Data records:
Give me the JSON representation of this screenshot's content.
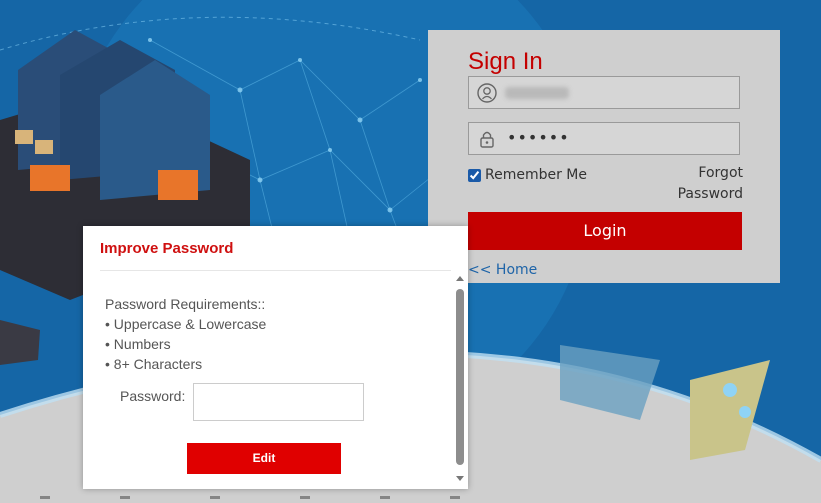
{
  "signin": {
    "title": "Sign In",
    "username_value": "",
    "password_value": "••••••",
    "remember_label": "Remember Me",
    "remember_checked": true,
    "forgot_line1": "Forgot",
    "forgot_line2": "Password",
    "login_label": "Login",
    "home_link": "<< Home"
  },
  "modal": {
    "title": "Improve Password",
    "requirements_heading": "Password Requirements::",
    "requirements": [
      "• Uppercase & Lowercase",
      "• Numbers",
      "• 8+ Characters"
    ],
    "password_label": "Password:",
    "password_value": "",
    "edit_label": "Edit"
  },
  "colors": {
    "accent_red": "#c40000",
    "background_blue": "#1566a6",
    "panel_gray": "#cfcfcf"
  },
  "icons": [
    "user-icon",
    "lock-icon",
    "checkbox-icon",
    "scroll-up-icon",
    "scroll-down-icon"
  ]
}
---
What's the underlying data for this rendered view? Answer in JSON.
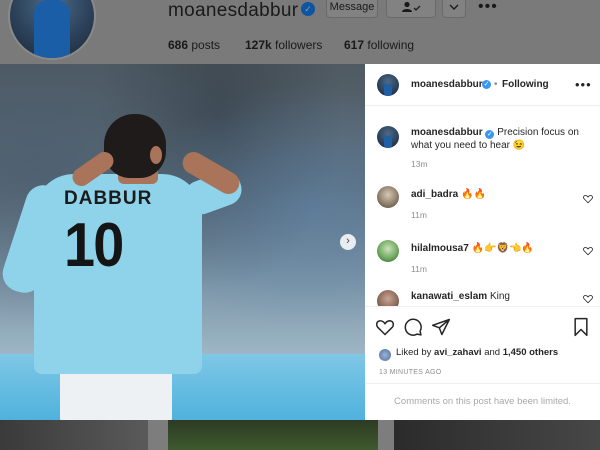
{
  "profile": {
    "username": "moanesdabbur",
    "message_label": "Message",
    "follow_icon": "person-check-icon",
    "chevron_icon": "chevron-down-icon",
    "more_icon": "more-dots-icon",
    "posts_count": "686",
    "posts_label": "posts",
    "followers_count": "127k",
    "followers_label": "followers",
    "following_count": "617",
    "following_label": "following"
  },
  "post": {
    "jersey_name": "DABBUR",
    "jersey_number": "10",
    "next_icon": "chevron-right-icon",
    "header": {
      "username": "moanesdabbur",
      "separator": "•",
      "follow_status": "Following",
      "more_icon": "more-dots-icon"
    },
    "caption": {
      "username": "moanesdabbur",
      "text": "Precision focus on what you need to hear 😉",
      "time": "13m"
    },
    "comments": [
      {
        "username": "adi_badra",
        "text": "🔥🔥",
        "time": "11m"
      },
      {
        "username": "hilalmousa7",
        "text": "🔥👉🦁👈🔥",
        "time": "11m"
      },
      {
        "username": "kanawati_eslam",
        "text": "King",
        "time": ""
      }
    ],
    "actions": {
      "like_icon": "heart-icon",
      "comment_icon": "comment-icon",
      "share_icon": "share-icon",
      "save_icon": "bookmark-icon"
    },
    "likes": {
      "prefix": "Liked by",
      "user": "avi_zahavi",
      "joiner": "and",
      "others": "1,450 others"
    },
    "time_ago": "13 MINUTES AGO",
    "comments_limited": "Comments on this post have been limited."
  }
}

YOUR TASK: Return every line above that contains the word "down".

FINAL ANSWER:
    "scroll-down-icon"
    "chevron_icon": "chevron-down-icon",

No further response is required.